### REQUEST
Return each line holding the string "true".

-- DATASET RECORDS start --

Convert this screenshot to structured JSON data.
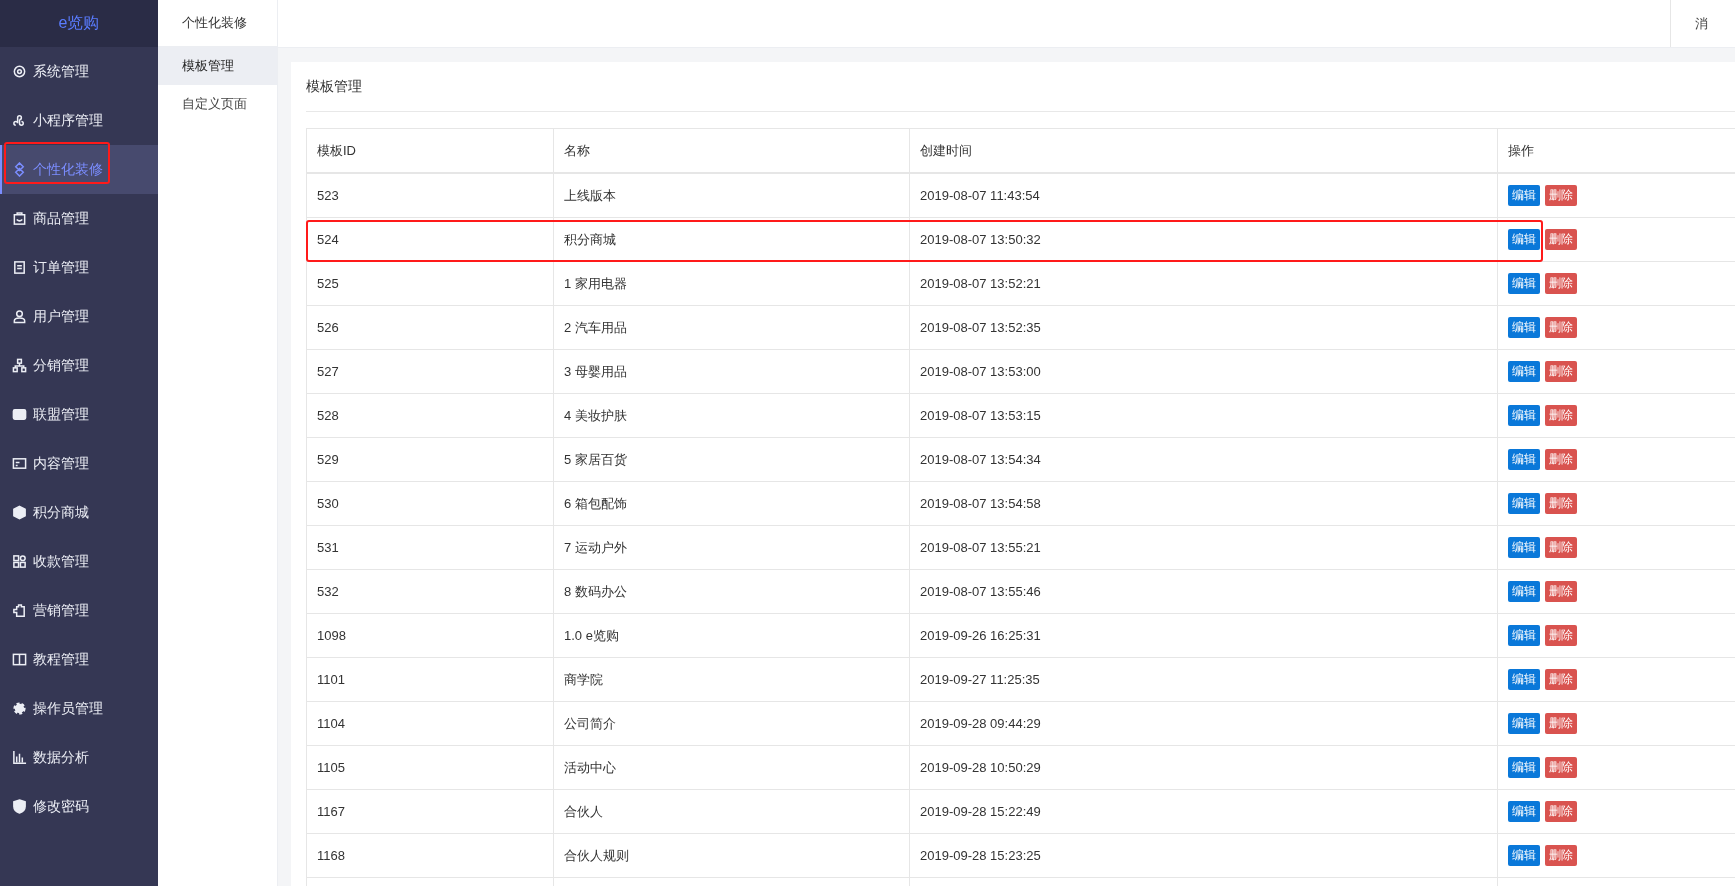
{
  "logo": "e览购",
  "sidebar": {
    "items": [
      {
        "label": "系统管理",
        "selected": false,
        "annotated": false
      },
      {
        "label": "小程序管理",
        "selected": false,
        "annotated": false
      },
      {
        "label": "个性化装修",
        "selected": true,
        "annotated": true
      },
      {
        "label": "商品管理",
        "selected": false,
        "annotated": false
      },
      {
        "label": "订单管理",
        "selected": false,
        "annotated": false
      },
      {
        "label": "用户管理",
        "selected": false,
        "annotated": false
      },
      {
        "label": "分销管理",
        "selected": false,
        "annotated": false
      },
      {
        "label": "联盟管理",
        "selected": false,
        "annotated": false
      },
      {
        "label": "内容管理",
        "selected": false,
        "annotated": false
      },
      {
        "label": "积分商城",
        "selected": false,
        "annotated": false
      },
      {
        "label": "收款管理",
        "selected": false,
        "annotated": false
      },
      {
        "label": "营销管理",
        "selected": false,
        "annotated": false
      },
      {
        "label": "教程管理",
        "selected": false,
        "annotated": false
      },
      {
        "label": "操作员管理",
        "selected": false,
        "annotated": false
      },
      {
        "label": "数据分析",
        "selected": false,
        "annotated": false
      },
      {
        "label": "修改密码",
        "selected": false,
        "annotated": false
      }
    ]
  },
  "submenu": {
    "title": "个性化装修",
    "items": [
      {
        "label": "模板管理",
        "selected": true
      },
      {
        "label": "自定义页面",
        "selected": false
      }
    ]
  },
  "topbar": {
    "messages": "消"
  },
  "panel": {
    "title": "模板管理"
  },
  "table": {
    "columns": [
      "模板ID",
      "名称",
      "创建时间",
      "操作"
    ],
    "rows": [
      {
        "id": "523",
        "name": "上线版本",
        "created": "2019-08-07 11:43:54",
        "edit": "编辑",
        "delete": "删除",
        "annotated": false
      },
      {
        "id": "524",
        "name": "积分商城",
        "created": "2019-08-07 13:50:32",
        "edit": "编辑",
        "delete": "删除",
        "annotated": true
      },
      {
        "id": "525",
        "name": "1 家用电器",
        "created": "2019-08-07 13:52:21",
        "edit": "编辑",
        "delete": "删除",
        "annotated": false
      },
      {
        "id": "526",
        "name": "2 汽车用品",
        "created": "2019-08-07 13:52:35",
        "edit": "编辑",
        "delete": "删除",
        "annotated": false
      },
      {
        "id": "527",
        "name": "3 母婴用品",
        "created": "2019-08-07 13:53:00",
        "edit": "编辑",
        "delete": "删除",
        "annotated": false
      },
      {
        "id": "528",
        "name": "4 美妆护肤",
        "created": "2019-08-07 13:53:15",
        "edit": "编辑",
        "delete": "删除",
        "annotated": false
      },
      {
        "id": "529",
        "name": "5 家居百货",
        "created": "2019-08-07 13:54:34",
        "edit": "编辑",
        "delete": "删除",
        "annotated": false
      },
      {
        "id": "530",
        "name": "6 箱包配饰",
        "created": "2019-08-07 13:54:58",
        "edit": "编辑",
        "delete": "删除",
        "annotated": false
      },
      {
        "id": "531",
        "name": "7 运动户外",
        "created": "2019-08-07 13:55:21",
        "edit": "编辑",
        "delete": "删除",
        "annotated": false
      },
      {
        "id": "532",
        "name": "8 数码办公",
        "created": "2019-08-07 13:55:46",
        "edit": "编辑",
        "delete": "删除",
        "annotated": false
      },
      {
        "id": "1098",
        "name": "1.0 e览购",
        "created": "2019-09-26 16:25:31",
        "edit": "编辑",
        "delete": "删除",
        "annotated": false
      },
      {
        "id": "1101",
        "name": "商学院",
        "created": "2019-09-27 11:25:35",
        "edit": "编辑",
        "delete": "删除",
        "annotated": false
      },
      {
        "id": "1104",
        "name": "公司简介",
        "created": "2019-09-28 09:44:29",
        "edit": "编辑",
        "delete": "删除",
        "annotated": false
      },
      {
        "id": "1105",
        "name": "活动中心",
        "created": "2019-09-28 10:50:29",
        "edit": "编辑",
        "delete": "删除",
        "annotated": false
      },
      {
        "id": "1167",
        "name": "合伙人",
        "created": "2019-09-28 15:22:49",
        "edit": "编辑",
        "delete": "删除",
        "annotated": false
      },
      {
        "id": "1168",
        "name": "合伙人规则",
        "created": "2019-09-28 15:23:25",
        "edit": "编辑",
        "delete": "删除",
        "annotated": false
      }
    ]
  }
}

-- DATASET RECORDS end --

### ANSWER FOR THIS EXERCISE
        "selected": true,
        "annotated": true
        "selected": true
        "annotated": true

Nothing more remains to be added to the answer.